EXERCISE INPUT:
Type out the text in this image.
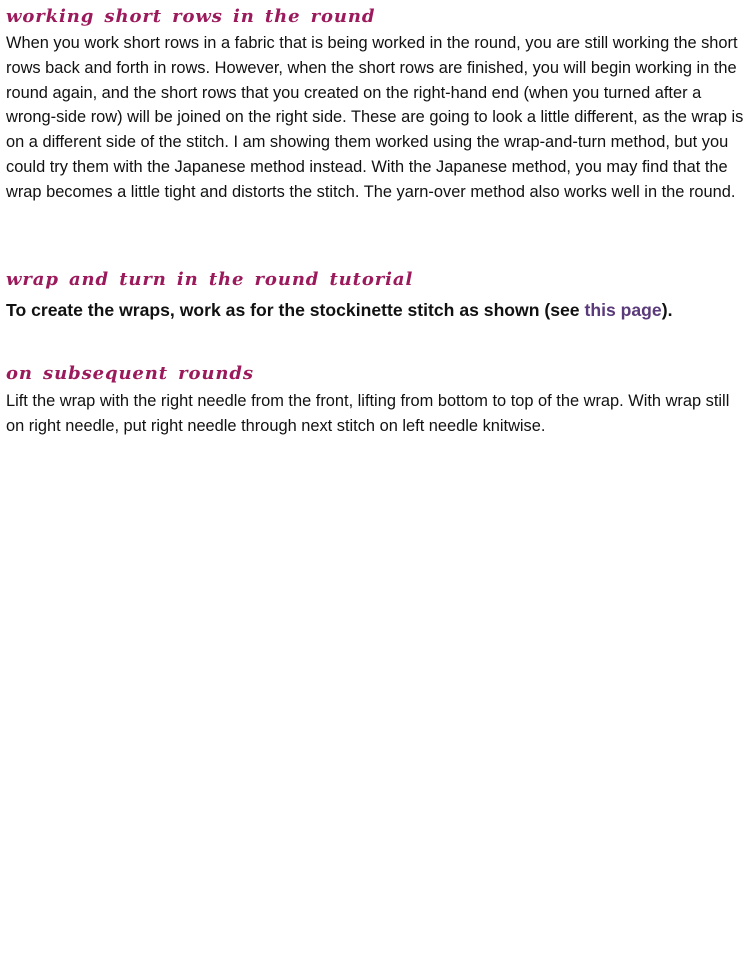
working short rows in the round

When you work short rows in a fabric that is being worked in the round, you are still working the short rows back and forth in rows. However, when the short rows are finished, you will begin working in the round again, and the short rows that you created on the right-hand end (when you turned after a wrong-side row) will be joined on the right side. These are going to look a little different, as the wrap is on a different side of the stitch. I am showing them worked using the wrap-and-turn method, but you could try them with the Japanese method instead. With the Japanese method, you may find that the wrap becomes a little tight and distorts the stitch. The yarn-over method also works well in the round.

wrap and turn in the round tutorial

To create the wraps, work as for the stockinette stitch as shown (see this page).

on subsequent rounds

Lift the wrap with the right needle from the front, lifting from bottom to top of the wrap. With wrap still on right needle, put right needle through next stitch on left needle knitwise.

WHAT IS EXPECTED: Quote the records above in full, dropping each picture.

WRITTEN ANSWER:
Type out the text in this image.
working short rows in the round

When you work short rows in a fabric that is being worked in the round, you are still working the short rows back and forth in rows. However, when the short rows are finished, you will begin working in the round again, and the short rows that you created on the right-hand end (when you turned after a wrong-side row) will be joined on the right side. These are going to look a little different, as the wrap is on a different side of the stitch. I am showing them worked using the wrap-and-turn method, but you could try them with the Japanese method instead. With the Japanese method, you may find that the wrap becomes a little tight and distorts the stitch. The yarn-over method also works well in the round.

wrap and turn in the round tutorial

To create the wraps, work as for the stockinette stitch as shown (see this page).

on subsequent rounds

Lift the wrap with the right needle from the front, lifting from bottom to top of the wrap. With wrap still on right needle, put right needle through next stitch on left needle knitwise.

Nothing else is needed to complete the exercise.